[Collected data entries]
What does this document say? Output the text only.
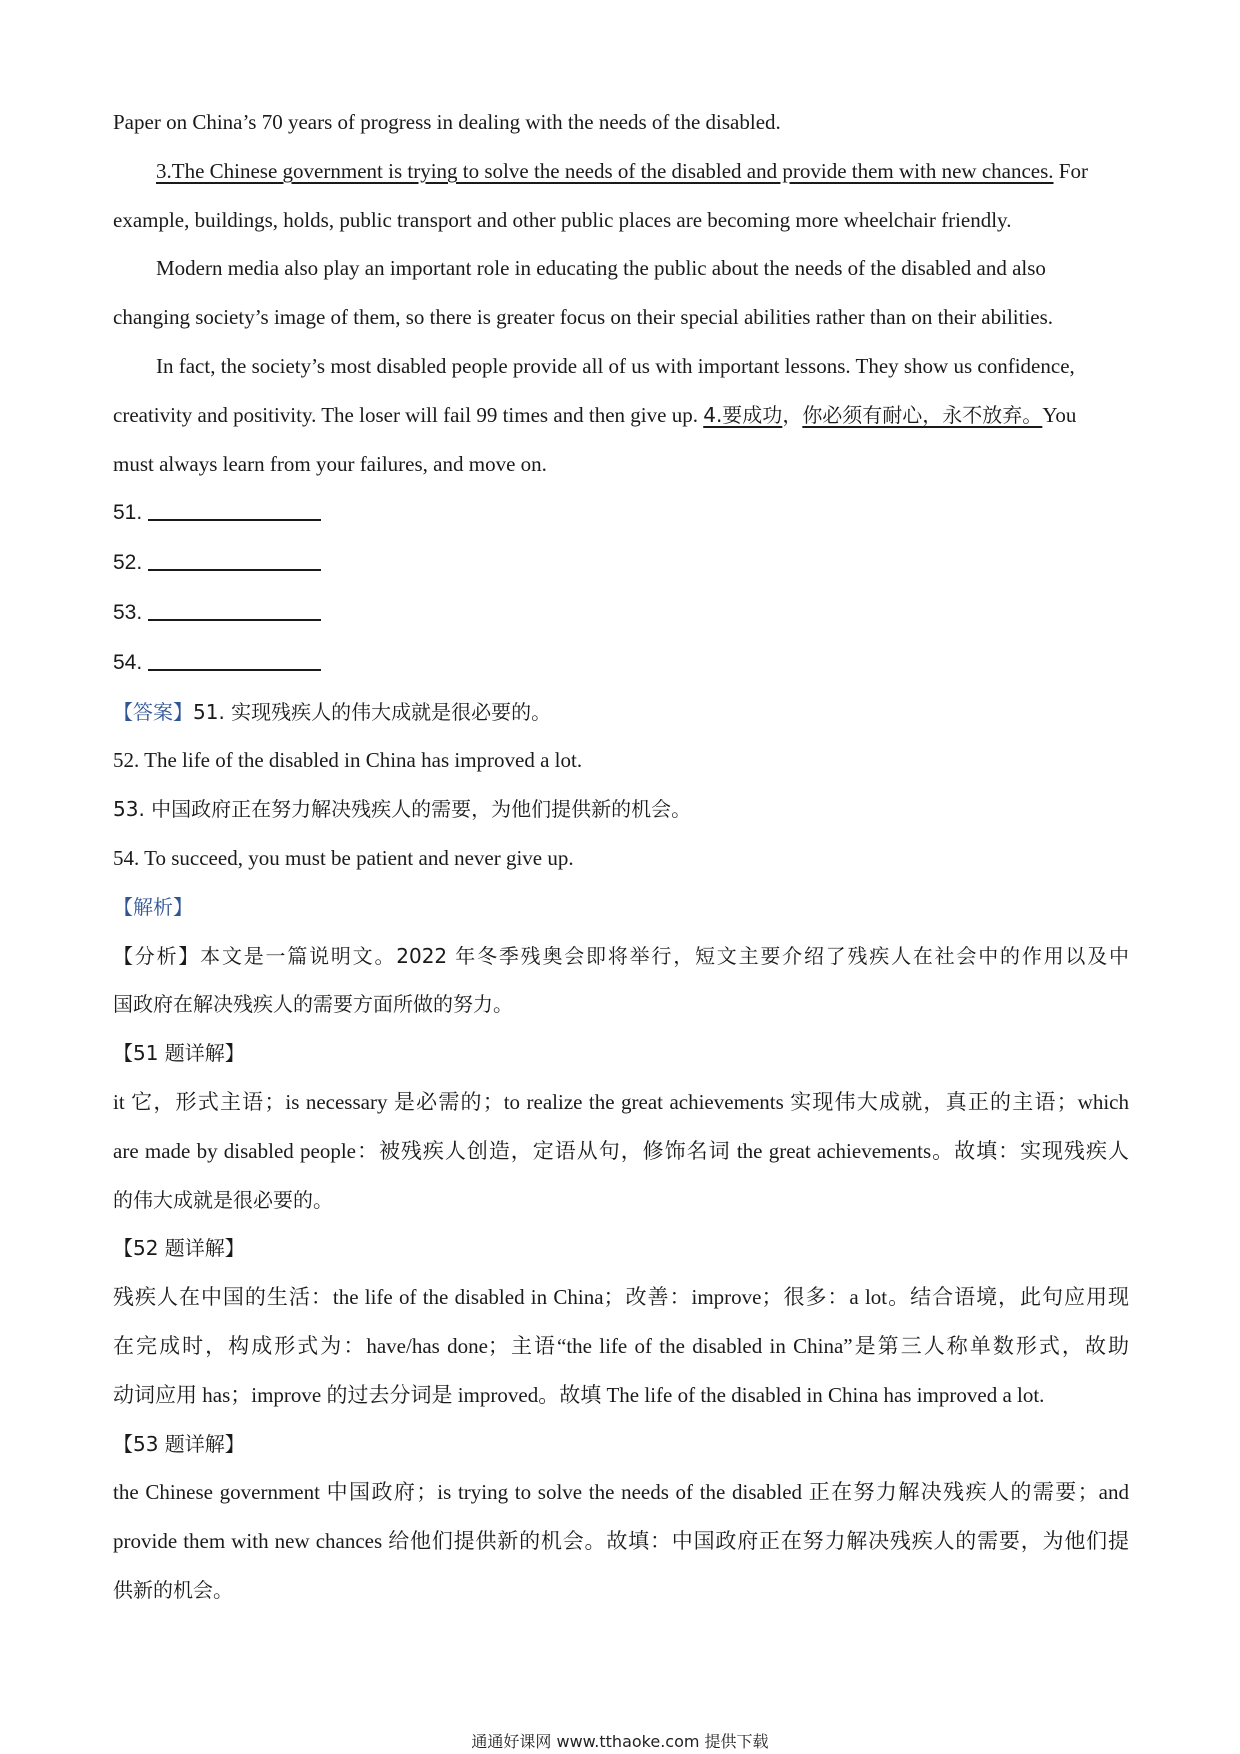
Paper on China’s 70 years of progress in dealing with the needs of the disabled.

3.The Chinese government is trying to solve the needs of the disabled and provide them with new chances. For

example, buildings, holds, public transport and other public places are becoming more wheelchair friendly.

Modern media also play an important role in educating the public about the needs of the disabled and also

changing society’s image of them, so there is greater focus on their special abilities rather than on their abilities.

In fact, the society’s most disabled people provide all of us with important lessons. They show us confidence,

creativity and positivity. The loser will fail 99 times and then give up. 4.要成功，你必须有耐心，永不放弃。You

must always learn from your failures, and move on.

51.

52.

53.

54.

【答案】51. 实现残疾人的伟大成就是很必要的。

52. The life of the disabled in China has improved a lot.

53. 中国政府正在努力解决残疾人的需要，为他们提供新的机会。

54. To succeed, you must be patient and never give up.

【解析】

【分析】本文是一篇说明文。2022 年冬季残奥会即将举行，短文主要介绍了残疾人在社会中的作用以及中

国政府在解决残疾人的需要方面所做的努力。

【51 题详解】

it 它，形式主语；is necessary 是必需的；to realize the great achievements 实现伟大成就，真正的主语；which

are made by disabled people：被残疾人创造，定语从句，修饰名词 the great achievements。故填：实现残疾人

的伟大成就是很必要的。

【52 题详解】

残疾人在中国的生活：the life of the disabled in China；改善：improve；很多：a lot。结合语境，此句应用现

在完成时，构成形式为：have/has done；主语“the life of the disabled in China”是第三人称单数形式，故助

动词应用 has；improve 的过去分词是 improved。故填 The life of the disabled in China has improved a lot.

【53 题详解】

the Chinese government 中国政府；is trying to solve the needs of the disabled 正在努力解决残疾人的需要；and

provide them with new chances 给他们提供新的机会。故填：中国政府正在努力解决残疾人的需要，为他们提

供新的机会。

通通好课网 www.tthaoke.com 提供下载
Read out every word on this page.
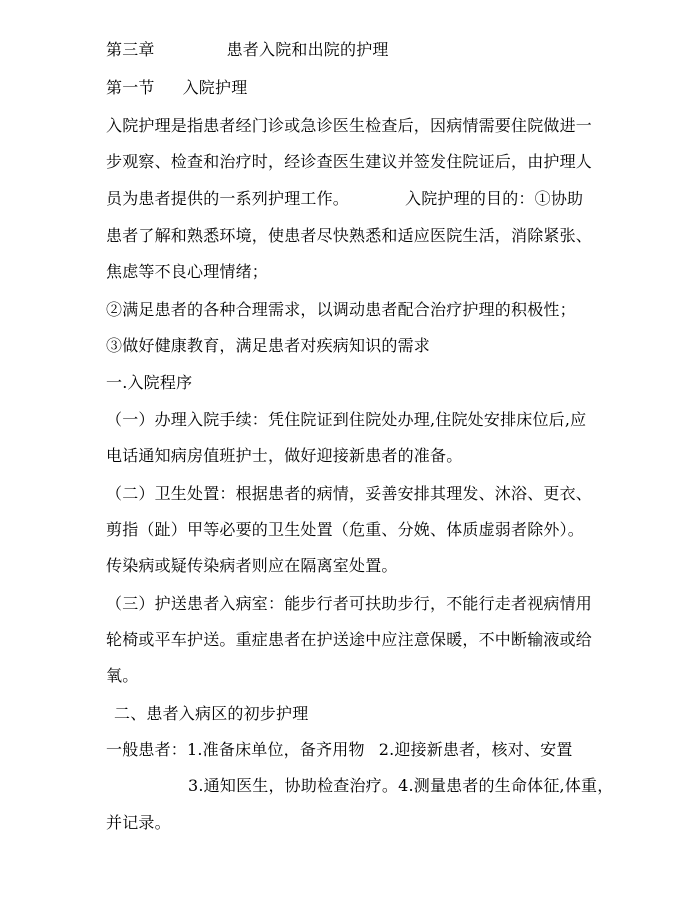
第三章	患者入院和出院的护理
第一节 入院护理
入院护理是指患者经门诊或急诊医生检查后，因病情需要住院做进一
步观察、检查和治疗时，经诊查医生建议并签发住院证后，由护理人
员为患者提供的一系列护理工作。	入院护理的目的：①协助
患者了解和熟悉环境，使患者尽快熟悉和适应医院生活，消除紧张、
焦虑等不良心理情绪；
②满足患者的各种合理需求，以调动患者配合治疗护理的积极性；
③做好健康教育，满足患者对疾病知识的需求
一.入院程序
（一）办理入院手续：凭住院证到住院处办理,住院处安排床位后,应
电话通知病房值班护士，做好迎接新患者的准备。
（二）卫生处置：根据患者的病情，妥善安排其理发、沐浴、更衣、
剪指（趾）甲等必要的卫生处置（危重、分娩、体质虚弱者除外）。
传染病或疑传染病者则应在隔离室处置。
（三）护送患者入病室：能步行者可扶助步行，不能行走者视病情用
轮椅或平车护送。重症患者在护送途中应注意保暖，不中断输液或给
氧。
二、患者入病区的初步护理
一般患者：1.准备床单位，备齐用物 2.迎接新患者，核对、安置
3.通知医生，协助检查治疗。4.测量患者的生命体征,体重，
并记录。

→ **AIM**: For the entries shown above, give the number of lines that include the word "provide", without any other text.

→ **FINISHED TASK**: 3